REQUIRED WORK - In the entries that follow, find the word "force" and report each line it is on.

DATA ROWS -
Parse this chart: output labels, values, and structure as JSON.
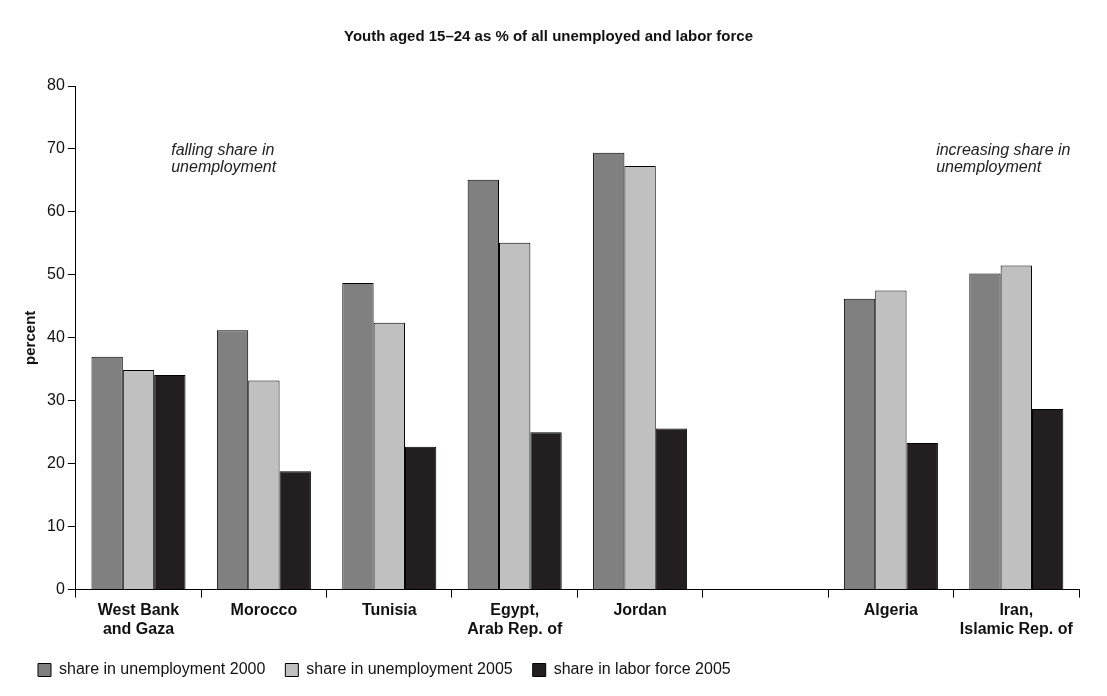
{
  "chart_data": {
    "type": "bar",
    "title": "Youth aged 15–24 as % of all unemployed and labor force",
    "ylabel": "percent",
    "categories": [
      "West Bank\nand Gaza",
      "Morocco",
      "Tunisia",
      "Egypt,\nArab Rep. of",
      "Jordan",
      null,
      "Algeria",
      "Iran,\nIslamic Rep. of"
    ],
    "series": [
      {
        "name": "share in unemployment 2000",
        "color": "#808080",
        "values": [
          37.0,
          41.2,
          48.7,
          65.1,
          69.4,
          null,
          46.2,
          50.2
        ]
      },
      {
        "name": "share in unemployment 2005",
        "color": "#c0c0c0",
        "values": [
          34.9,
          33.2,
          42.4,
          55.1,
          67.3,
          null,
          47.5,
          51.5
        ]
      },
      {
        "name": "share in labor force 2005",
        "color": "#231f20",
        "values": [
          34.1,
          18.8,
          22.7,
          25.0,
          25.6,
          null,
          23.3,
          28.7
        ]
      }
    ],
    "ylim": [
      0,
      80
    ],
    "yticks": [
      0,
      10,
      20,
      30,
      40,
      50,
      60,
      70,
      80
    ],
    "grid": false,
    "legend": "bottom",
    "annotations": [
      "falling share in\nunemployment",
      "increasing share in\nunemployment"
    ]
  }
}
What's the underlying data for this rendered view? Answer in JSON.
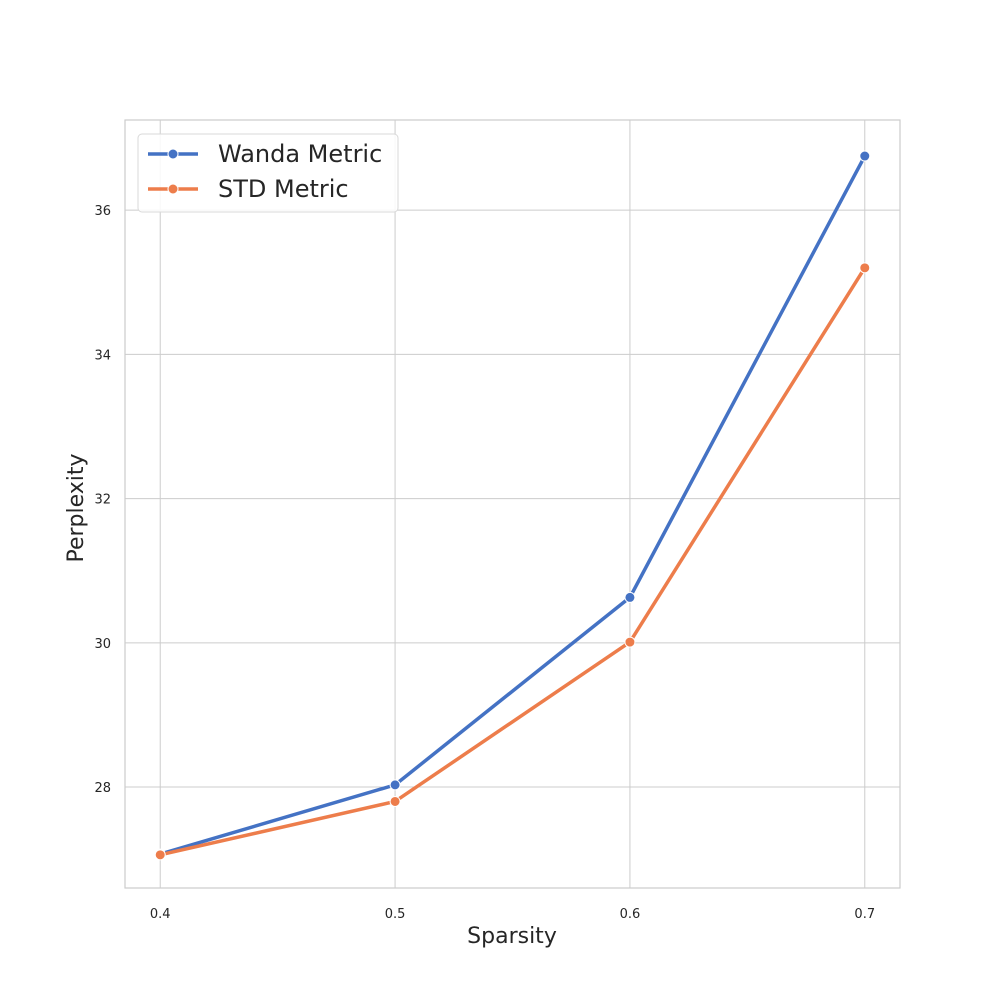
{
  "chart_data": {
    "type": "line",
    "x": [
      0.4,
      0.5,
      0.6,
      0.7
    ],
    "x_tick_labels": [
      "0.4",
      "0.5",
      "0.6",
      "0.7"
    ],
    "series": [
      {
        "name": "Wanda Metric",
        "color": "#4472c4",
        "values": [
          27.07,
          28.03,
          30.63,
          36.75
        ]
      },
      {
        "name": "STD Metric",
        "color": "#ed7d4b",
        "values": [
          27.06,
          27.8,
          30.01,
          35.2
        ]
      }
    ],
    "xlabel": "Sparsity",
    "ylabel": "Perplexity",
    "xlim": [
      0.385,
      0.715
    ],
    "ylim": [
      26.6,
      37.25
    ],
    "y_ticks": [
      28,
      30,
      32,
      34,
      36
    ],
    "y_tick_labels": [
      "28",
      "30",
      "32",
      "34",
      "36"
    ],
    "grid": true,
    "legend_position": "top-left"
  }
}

REPLY -
    "title": "Youth aged 15–24 as % of all unemployed and labor force",
        "name": "share in labor force 2005",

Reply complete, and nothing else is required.